Task objective:
Pull out all lines from the listing below in which the word "name" appears.

--

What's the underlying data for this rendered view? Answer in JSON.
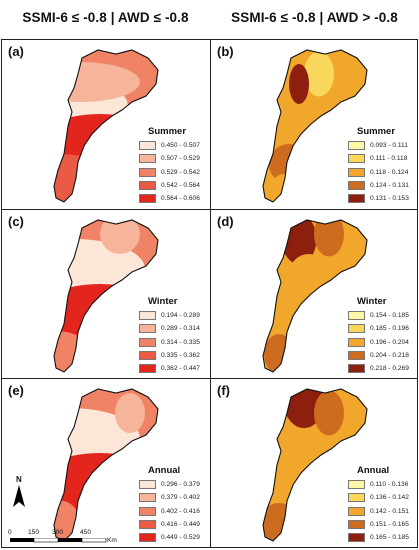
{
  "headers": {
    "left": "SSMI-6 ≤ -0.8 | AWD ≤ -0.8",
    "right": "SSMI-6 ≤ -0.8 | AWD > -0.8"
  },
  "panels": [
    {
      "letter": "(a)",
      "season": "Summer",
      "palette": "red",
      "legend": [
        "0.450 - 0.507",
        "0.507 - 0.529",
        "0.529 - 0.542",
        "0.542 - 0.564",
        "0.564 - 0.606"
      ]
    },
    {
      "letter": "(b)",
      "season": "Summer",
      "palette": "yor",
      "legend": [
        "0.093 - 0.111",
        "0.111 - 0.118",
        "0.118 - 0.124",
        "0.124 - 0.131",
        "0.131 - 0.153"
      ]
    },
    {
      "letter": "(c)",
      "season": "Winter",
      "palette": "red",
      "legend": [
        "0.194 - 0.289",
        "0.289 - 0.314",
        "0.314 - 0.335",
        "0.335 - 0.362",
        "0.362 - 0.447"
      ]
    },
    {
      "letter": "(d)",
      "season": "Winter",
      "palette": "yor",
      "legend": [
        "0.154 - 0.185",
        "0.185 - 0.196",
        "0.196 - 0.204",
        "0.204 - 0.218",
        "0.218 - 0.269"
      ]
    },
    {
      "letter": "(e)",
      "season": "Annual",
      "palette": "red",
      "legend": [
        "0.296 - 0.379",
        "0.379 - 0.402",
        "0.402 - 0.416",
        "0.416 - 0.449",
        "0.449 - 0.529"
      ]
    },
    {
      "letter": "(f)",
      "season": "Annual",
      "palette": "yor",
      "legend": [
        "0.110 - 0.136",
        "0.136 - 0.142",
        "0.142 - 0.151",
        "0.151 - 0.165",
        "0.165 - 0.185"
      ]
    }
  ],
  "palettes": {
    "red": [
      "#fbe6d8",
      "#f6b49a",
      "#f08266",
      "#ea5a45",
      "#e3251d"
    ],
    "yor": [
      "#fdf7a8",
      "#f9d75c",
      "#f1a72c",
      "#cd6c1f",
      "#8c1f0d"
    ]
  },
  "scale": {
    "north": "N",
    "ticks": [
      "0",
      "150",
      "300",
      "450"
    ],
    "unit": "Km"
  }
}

--

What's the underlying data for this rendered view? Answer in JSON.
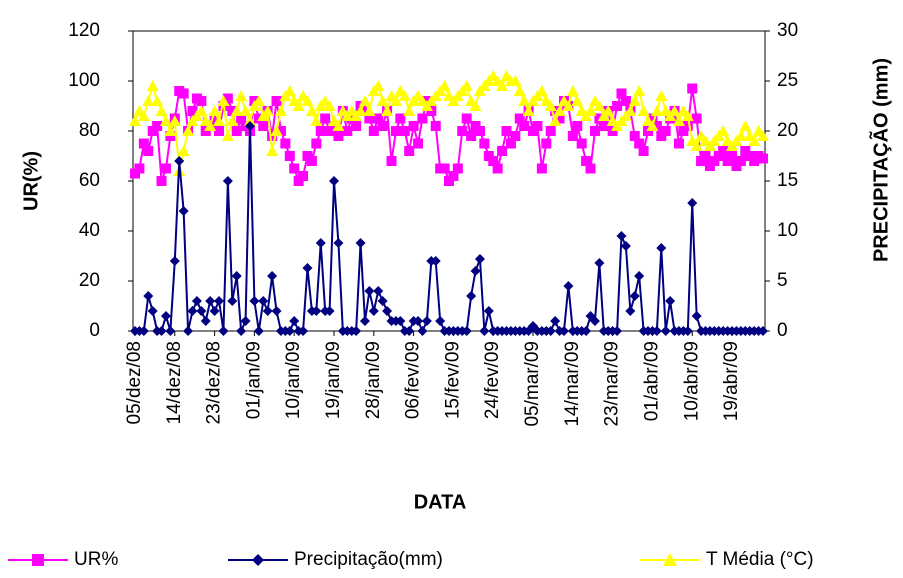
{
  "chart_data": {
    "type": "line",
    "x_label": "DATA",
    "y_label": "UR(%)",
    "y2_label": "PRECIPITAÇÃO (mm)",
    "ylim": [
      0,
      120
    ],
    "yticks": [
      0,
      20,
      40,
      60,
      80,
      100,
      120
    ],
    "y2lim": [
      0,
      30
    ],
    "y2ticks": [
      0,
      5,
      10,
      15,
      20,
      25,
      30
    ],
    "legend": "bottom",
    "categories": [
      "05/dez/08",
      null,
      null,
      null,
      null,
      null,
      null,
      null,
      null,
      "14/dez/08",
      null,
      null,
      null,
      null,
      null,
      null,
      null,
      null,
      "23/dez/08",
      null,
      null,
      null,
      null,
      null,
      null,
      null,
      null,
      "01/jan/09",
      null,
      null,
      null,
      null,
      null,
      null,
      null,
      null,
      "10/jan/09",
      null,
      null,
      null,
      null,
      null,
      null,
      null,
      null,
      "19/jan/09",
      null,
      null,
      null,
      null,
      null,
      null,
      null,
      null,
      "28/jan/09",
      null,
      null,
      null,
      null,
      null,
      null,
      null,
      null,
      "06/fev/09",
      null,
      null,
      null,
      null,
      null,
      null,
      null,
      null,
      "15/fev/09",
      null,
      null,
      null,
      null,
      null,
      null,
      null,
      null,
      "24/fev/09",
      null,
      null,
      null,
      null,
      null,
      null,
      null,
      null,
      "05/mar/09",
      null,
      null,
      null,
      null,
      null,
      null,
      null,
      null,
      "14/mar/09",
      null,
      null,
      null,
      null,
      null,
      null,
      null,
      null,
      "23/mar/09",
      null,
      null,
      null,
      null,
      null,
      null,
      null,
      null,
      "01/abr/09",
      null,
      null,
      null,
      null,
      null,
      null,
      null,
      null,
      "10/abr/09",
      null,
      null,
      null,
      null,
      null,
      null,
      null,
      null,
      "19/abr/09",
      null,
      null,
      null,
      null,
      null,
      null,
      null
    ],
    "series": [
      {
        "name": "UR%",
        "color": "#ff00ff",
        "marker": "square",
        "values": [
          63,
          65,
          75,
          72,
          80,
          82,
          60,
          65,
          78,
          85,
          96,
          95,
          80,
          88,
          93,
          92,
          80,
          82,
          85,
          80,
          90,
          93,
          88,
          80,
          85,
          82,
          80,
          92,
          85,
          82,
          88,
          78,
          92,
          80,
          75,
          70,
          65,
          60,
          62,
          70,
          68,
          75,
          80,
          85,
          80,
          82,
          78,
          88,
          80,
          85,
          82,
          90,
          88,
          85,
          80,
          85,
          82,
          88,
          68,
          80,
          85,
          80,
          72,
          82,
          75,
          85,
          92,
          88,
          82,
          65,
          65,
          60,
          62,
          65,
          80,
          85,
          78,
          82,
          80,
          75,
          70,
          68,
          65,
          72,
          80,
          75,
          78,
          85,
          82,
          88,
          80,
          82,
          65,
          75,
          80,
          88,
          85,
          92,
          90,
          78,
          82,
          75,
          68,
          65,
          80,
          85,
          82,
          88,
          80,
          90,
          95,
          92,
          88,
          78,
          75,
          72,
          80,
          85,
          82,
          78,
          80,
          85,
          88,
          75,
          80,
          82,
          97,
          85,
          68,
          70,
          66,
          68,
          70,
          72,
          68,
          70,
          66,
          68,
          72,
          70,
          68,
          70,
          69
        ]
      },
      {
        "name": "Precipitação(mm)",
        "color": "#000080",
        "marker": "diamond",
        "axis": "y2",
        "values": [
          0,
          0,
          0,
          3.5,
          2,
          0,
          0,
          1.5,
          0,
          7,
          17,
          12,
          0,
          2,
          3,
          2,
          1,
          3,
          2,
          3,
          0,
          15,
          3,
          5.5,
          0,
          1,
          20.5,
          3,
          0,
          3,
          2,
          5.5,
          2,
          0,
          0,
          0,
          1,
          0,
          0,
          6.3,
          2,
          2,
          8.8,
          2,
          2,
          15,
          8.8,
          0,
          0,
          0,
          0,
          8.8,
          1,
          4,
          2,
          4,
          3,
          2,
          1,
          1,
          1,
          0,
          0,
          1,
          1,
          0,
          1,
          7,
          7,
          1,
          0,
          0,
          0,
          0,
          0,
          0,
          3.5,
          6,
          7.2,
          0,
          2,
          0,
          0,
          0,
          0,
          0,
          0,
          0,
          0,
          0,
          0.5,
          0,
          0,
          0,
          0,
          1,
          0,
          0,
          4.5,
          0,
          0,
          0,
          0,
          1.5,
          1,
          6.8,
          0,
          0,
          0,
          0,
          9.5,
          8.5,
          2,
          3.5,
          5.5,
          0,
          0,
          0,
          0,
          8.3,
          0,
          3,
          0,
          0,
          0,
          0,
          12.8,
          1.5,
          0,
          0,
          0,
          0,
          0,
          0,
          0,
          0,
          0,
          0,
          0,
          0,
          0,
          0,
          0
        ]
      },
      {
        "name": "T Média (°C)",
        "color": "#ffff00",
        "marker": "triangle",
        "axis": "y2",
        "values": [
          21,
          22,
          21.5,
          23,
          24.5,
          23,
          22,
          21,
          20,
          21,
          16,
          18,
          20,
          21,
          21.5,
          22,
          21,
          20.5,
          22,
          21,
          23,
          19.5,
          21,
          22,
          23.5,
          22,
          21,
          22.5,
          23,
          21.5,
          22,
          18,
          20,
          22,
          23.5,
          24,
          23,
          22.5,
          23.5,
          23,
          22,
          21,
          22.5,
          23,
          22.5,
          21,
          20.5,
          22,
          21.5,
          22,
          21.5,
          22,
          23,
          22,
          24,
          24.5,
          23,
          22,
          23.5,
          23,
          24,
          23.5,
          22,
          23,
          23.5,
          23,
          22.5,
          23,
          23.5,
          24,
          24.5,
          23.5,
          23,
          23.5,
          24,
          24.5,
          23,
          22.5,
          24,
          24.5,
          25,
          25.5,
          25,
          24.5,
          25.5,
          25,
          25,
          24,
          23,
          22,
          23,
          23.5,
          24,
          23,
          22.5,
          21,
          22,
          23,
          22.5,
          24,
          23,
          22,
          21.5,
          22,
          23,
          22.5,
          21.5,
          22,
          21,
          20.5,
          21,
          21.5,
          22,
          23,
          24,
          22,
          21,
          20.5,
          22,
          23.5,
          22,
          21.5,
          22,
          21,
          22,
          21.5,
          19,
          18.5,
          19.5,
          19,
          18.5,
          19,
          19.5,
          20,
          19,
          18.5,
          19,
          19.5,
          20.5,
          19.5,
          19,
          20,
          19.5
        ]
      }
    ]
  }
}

--

Finished exercise:
        "name": "UR%",
        "name": "Precipitação(mm)",
        "name": "T Média (°C)",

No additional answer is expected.